▶ [Records shown]:
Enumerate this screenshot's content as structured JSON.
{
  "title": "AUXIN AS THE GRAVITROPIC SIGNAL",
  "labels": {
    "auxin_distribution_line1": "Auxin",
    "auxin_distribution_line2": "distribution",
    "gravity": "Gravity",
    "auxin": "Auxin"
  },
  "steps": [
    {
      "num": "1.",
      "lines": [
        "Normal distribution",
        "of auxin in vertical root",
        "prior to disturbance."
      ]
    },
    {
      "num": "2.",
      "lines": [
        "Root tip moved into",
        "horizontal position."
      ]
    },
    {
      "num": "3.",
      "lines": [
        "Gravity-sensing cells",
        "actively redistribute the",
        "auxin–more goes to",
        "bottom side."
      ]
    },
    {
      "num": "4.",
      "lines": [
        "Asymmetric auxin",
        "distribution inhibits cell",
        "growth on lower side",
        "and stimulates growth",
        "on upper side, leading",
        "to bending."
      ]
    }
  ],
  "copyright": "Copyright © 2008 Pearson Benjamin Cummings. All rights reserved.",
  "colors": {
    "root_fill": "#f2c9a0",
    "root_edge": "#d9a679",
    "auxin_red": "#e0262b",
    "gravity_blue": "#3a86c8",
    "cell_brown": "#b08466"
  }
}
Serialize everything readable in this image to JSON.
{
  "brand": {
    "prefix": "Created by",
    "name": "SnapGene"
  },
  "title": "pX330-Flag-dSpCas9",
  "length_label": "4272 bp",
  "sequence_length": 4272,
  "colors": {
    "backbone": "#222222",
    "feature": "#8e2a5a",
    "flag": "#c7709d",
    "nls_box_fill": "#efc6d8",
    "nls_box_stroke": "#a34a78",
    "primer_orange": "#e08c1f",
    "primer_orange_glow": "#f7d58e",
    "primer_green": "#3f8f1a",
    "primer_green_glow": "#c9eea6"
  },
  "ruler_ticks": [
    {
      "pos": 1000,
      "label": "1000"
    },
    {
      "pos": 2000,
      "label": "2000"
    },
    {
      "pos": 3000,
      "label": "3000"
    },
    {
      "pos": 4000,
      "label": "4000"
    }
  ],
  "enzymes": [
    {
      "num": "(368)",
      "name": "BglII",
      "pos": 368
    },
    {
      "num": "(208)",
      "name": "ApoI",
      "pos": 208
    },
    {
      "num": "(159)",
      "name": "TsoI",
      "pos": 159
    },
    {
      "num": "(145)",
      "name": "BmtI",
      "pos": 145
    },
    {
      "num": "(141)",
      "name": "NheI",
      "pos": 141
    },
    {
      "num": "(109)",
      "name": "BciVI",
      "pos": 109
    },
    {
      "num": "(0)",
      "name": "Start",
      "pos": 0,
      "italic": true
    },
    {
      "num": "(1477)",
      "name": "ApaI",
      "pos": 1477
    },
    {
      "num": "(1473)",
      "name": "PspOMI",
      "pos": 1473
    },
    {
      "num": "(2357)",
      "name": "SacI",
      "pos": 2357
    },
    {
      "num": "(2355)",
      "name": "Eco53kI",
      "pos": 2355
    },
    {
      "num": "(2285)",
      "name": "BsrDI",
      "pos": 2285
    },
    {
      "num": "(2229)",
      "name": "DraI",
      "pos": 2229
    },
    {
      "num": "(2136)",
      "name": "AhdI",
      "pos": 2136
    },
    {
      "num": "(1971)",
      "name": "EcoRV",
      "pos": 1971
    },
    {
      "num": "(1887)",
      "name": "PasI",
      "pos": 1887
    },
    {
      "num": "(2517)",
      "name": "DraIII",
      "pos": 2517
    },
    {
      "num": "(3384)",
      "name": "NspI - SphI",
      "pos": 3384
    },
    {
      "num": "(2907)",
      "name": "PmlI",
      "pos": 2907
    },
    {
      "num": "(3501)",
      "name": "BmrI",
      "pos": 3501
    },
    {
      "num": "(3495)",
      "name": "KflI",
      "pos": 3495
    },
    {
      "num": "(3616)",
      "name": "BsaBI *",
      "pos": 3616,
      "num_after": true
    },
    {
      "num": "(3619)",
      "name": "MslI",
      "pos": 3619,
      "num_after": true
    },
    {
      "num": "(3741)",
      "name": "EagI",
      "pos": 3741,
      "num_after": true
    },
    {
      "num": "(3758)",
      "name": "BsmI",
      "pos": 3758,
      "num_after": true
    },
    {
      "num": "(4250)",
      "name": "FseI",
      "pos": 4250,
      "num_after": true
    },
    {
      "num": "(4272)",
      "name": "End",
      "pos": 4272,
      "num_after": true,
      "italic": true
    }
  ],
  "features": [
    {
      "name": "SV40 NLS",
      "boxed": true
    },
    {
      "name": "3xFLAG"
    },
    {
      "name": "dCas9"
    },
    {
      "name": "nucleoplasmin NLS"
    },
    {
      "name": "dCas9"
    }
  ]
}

▶ [What the task asks]:
Looking over the records, find each line with the word "growth" and copy it.

▶ [Exercise output]:
        "growth on lower side",
        "and stimulates growth",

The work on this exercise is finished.